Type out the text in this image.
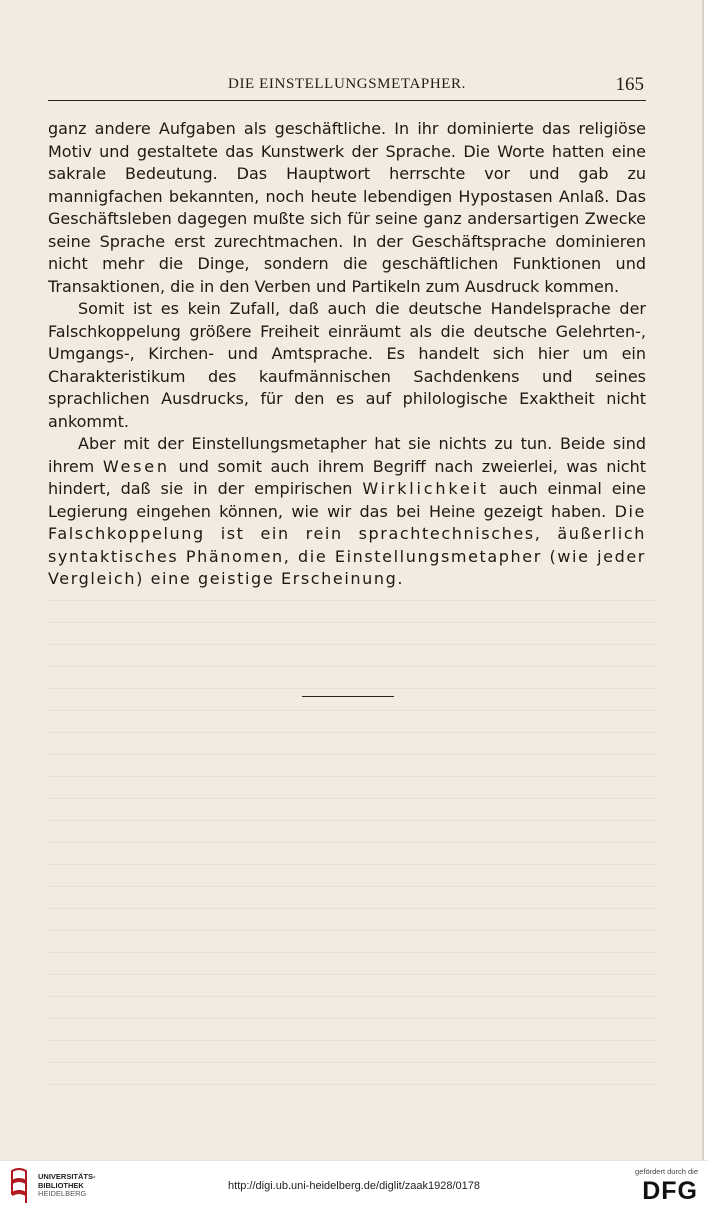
DIE EINSTELLUNGSMETAPHER.	165

ganz andere Aufgaben als geschäftliche. In ihr dominierte das religiöse Motiv und gestaltete das Kunstwerk der Sprache. Die Worte hatten eine sakrale Bedeutung. Das Hauptwort herrschte vor und gab zu mannigfachen bekannten, noch heute lebendigen Hypostasen Anlaß. Das Geschäftsleben dagegen mußte sich für seine ganz andersartigen Zwecke seine Sprache erst zurechtmachen. In der Geschäftsprache dominieren nicht mehr die Dinge, sondern die geschäftlichen Funktionen und Transaktionen, die in den Verben und Partikeln zum Ausdruck kommen.

Somit ist es kein Zufall, daß auch die deutsche Handelsprache der Falschkoppelung größere Freiheit einräumt als die deutsche Gelehrten-, Umgangs-, Kirchen- und Amtsprache. Es handelt sich hier um ein Charakteristikum des kaufmännischen Sachdenkens und seines sprachlichen Ausdrucks, für den es auf philologische Exaktheit nicht ankommt.

Aber mit der Einstellungsmetapher hat sie nichts zu tun. Beide sind ihrem Wesen und somit auch ihrem Begriff nach zweierlei, was nicht hindert, daß sie in der empirischen Wirklichkeit auch einmal eine Legierung eingehen können, wie wir das bei Heine gezeigt haben. Die Falschkoppelung ist ein rein sprachtechnisches, äußerlich syntaktisches Phänomen, die Einstellungsmetapher (wie jeder Vergleich) eine geistige Erscheinung.

UNIVERSITÄTS-
BIBLIOTHEK
HEIDELBERG
http://digi.ub.uni-heidelberg.de/diglit/zaak1928/0178
gefördert durch die
DFG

## [YOUR OBJECTIVE]
Without the pictures, reproduce every line of the records above exactly.

## [EXERCISE OUTPUT]
Type out the text in this image.
DIE EINSTELLUNGSMETAPHER.	165

ganz andere Aufgaben als geschäftliche. In ihr dominierte das religiöse Motiv und gestaltete das Kunstwerk der Sprache. Die Worte hatten eine sakrale Bedeutung. Das Hauptwort herrschte vor und gab zu mannigfachen bekannten, noch heute lebendigen Hypostasen Anlaß. Das Geschäftsleben dagegen mußte sich für seine ganz andersartigen Zwecke seine Sprache erst zurechtmachen. In der Geschäftsprache dominieren nicht mehr die Dinge, sondern die geschäftlichen Funktionen und Transaktionen, die in den Verben und Partikeln zum Ausdruck kommen.

Somit ist es kein Zufall, daß auch die deutsche Handelsprache der Falschkoppelung größere Freiheit einräumt als die deutsche Gelehrten-, Umgangs-, Kirchen- und Amtsprache. Es handelt sich hier um ein Charakteristikum des kaufmännischen Sachdenkens und seines sprachlichen Ausdrucks, für den es auf philologische Exaktheit nicht ankommt.

Aber mit der Einstellungsmetapher hat sie nichts zu tun. Beide sind ihrem Wesen und somit auch ihrem Begriff nach zweierlei, was nicht hindert, daß sie in der empirischen Wirklichkeit auch einmal eine Legierung eingehen können, wie wir das bei Heine gezeigt haben. Die Falschkoppelung ist ein rein sprachtechnisches, äußerlich syntaktisches Phänomen, die Einstellungsmetapher (wie jeder Vergleich) eine geistige Erscheinung.

UNIVERSITÄTS-
BIBLIOTHEK
HEIDELBERG
http://digi.ub.uni-heidelberg.de/diglit/zaak1928/0178
gefördert durch die
DFG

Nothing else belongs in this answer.